EXTRACT PROVIDED:
........

FW Pethick-Lawrence, remembering an argument with Christabel Pankhurst in 1912. 

FW Pethick-Lawrence and his wife were keen members of the WSPU, and he was its lawyer.  They were wealthy, supported it generously, and raised a great deal of money for the cause.  In 1912, the Pankhursts forced them to leave the WSPU.

   

Haven’t the Suffragettes the sense to see that the very worst way of campaigning for the vote is to try and intimidate a man into giving them what he would gladly give otherwise? 

Lloyd George, speaking in 1913.

   

Recently, a number of historians, also, have agreed with these opinions.  As you read the following extracts, note that they are all written recently, by historians with the benefit of modern scholarship and research:

The prospect of votes for women seemed remote at the end of 1909.  The Prime Minister and senior politicians were by now openly hostile to the women’s demands.  In the early years the NUWSS had not criticised the militants.  Mrs Fawcett preferred ‘to keep our artillery for our opponents and not to turn it on one another’.  Now the NUWSS felt that the militancy of the WSPU was harming the cause.  Some old friends of woman’s suffrage in the House of Commons had been lost.  ‘Unwomanly’ tactics like heckling and pestering politicians, hurling missiles at the police and rowdy demonstrations outside halls from which they were banned, had alienated the more cautious sympathisers. 

Diane Atkinson, Votes for Women (1988).
A school textbook from the 1980s.

   

These actions by the WSPU, while attracting huge amounts of publicity, had the opposite effect intended; the public began to disapprove of the suffragettes, as well as their cause.  While most people, before the outbreak of rampant militancy, supported the cause of women's suffrage, once the new actions started, began to disapprove.  Opponents of women's suffrage in Parliament used the terrorist actions the women were using to their advantage in debate, citing the insane actions as a very good reason why women should not get the vote.  The Parliament and the suffragettes thus reached a stalemate.  The more militant the WSPU became, the more reluctant Parliament was to grant women the vote, and the more firmly Parliament stood on the issue of suffrage, the more violent and desperate the suffragettes became.

........

(Data records)
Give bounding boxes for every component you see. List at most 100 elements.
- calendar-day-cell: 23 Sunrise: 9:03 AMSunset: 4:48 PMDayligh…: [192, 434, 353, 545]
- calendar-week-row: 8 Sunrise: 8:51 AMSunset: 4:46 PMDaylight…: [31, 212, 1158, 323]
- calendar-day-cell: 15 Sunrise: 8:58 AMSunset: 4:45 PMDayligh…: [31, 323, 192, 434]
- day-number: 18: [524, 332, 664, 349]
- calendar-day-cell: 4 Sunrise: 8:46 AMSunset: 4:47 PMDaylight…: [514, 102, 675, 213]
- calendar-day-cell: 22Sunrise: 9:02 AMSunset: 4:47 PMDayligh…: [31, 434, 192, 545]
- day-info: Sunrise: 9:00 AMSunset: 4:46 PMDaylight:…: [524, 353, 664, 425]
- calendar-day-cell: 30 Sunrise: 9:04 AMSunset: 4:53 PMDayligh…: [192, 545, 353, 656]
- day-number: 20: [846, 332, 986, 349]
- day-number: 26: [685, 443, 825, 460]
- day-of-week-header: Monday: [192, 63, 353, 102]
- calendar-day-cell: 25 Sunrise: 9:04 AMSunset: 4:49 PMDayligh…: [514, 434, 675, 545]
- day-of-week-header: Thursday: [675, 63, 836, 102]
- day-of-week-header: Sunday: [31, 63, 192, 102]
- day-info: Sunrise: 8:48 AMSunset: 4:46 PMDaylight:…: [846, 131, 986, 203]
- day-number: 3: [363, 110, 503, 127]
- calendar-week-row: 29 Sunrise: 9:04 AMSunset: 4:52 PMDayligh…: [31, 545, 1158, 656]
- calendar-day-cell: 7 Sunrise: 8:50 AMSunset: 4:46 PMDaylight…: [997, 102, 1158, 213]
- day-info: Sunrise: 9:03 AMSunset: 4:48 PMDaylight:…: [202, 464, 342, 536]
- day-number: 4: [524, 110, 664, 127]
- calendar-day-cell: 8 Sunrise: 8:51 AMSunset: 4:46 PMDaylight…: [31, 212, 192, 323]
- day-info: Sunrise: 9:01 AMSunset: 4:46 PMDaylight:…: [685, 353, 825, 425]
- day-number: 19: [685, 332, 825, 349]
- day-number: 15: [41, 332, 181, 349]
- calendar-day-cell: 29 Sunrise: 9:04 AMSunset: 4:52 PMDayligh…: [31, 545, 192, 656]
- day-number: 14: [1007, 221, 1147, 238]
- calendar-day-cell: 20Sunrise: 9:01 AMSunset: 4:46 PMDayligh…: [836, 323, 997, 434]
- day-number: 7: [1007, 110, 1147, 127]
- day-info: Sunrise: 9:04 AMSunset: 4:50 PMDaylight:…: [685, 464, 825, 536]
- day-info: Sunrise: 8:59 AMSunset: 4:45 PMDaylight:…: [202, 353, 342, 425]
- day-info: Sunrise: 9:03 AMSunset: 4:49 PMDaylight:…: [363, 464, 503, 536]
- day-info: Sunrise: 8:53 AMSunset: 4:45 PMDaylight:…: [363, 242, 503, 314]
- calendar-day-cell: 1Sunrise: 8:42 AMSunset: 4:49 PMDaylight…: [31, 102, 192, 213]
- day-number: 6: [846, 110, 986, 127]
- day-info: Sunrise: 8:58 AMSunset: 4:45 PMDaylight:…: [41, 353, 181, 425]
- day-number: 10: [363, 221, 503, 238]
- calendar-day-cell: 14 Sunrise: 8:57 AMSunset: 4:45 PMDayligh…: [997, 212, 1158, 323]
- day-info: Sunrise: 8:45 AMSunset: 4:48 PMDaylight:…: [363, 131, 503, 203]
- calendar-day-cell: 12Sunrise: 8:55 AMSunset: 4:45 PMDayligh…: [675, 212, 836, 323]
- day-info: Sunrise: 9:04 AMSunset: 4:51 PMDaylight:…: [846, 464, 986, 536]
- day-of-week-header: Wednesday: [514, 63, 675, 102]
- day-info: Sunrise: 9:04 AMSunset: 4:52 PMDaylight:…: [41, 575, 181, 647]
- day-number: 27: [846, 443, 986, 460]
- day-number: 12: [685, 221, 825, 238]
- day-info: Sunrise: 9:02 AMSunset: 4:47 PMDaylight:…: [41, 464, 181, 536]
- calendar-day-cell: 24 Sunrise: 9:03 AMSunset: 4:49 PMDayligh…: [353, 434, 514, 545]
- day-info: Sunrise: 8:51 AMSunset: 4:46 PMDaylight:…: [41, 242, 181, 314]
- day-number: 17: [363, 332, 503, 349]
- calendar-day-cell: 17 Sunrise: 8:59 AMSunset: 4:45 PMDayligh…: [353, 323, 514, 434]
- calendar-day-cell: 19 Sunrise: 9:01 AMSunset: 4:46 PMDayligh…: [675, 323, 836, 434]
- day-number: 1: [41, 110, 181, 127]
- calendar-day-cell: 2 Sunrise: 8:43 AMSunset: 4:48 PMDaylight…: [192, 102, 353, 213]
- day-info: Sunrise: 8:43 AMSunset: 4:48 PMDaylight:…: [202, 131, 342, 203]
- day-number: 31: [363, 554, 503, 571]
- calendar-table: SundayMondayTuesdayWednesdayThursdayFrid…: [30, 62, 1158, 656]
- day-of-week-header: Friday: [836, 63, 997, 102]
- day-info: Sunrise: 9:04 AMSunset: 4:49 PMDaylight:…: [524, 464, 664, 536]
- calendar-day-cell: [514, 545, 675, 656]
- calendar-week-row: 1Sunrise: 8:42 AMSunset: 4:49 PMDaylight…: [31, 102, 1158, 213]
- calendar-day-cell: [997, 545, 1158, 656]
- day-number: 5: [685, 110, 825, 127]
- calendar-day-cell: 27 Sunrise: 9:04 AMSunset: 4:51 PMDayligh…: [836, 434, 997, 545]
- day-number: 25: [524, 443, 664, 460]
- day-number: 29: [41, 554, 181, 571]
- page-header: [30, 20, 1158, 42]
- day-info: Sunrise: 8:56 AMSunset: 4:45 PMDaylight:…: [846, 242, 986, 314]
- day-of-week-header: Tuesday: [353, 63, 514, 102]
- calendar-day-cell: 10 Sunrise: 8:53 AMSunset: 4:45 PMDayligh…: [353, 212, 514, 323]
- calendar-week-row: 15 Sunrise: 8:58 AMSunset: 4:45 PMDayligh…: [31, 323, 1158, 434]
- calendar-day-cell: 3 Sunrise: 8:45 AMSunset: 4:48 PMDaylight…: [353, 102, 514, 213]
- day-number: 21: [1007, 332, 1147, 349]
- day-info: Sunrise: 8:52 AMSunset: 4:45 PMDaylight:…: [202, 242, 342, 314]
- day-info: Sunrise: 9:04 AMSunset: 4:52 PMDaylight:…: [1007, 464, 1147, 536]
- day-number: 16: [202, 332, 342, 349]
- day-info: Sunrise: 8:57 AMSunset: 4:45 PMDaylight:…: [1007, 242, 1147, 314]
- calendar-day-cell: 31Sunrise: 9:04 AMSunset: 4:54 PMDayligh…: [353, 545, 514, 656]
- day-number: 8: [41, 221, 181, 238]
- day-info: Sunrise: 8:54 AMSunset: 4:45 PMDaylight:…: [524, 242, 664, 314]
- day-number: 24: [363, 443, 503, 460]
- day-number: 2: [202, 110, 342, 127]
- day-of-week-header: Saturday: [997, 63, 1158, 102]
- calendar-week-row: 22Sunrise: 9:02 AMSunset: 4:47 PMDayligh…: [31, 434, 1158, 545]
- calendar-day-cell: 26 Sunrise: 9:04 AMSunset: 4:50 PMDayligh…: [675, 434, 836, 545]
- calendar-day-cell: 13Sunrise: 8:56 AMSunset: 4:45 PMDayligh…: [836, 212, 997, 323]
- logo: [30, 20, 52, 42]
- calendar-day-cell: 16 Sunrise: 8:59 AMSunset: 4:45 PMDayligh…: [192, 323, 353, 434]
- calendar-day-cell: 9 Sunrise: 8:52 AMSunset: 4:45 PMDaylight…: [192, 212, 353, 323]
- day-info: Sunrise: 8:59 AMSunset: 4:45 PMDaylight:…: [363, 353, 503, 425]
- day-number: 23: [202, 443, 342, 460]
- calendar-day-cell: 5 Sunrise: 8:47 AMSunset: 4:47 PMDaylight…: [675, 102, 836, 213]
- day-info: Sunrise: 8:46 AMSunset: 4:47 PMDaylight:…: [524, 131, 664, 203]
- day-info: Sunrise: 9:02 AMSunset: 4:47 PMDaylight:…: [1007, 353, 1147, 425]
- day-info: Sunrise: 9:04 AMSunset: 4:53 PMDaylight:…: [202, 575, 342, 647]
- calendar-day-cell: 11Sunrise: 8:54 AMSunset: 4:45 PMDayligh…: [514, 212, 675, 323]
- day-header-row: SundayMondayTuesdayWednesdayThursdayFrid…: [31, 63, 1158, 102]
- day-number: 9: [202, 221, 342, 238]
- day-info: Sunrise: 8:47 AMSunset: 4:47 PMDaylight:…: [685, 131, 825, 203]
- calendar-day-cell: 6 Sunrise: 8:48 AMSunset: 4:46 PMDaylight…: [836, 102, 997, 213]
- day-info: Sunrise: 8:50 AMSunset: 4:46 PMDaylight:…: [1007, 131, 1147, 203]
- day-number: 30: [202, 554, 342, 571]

........

EXERCISE DETAILS:
Please write the next part of the extract on suffragette militancy, starting right after its final sentence.

WRITTEN ANSWER:
Marcie Kligman, The Effect of Militancy In the British Suffragette Movement (1996).
from a Welsh Communist website.

   

The middle-class activists of the much larger NUWSS were dismayed to see the effects if the hard work jeopardised by the suffragette tactics; even stringer was the disgust of working class suffragists….  Nothing alienated women from the suffragettes more than the insistence on violence. 

Obviously, the WSPU itself justified the use of violence, and some historians have agreed with them; the weight of the evidence, however, seems to be very firmly the other way… It is hard to see what the suffragettes had to show by 1914 for ten years of campaigning.  On the other hand, they had hardened attitudes against them in Parliament and the Trades Unions…

Sean Lang, Parliamentary Reform (1999).
Sean Lang was Head of History at a Sixth Form College in Cambridge , and a lecturer in Education at Exeter University.

   

To this day, many people equate the British women’s suffrage struggle and the final victory with the famous Pankhurst family and their militant supporters in the WSPU.  In its early years the WSPU was a bold, innovative, imaginative organisation, among the first to appreciate the value of publicity.  Not without justification, its members regarded themselves as the elite soldiers of the ‘Votes for Women’ campaign. 

But for every suffragette there were always dozens of non-militant suffragists.  Some would argue – including me – that it was the moderates of the NUWSS, led by Millicent Fawcett, who actually won the vote.  In 1912, while the militants embarked on arson and bombing, the NUWSS made a successful working alliance with the growing Labour Party.  It was this group which successfully lobbied for the 1918 Franchise Act. 

Joyce Marlow, Votes for Women (2000).
Joyce Marlow was an actress before she became a full-time writer.  She writes novels and books about women’s history.